**Exercise requirements**
Restate the complete material exactly.

Dataset excerpt
────────
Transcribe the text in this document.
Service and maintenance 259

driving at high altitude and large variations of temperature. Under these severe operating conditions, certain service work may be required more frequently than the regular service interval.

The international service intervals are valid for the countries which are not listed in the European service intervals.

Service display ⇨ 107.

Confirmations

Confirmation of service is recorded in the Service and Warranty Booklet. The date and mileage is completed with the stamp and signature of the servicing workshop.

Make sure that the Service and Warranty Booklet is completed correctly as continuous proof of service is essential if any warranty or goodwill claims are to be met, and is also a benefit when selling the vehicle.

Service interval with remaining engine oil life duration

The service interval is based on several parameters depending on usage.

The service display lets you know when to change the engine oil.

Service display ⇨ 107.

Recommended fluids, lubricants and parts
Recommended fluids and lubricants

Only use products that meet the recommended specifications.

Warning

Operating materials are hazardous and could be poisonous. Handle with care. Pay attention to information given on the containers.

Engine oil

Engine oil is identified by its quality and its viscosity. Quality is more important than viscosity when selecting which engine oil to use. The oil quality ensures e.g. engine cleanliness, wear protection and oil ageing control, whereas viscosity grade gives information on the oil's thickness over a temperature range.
────────
**Written answer**
Transcribe the text in this document.
Service and maintenance 259

driving at high altitude and large variations of temperature. Under these severe operating conditions, certain service work may be required more frequently than the regular service interval.

The international service intervals are valid for the countries which are not listed in the European service intervals.

Service display ⇨ 107.

Confirmations

Confirmation of service is recorded in the Service and Warranty Booklet. The date and mileage is completed with the stamp and signature of the servicing workshop.

Make sure that the Service and Warranty Booklet is completed correctly as continuous proof of service is essential if any warranty or goodwill claims are to be met, and is also a benefit when selling the vehicle.

Service interval with remaining engine oil life duration

The service interval is based on several parameters depending on usage.

The service display lets you know when to change the engine oil.

Service display ⇨ 107.

Recommended fluids, lubricants and parts
Recommended fluids and lubricants

Only use products that meet the recommended specifications.

Warning

Operating materials are hazardous and could be poisonous. Handle with care. Pay attention to information given on the containers.

Engine oil

Engine oil is identified by its quality and its viscosity. Quality is more important than viscosity when selecting which engine oil to use. The oil quality ensures e.g. engine cleanliness, wear protection and oil ageing control, whereas viscosity grade gives information on the oil's thickness over a temperature range.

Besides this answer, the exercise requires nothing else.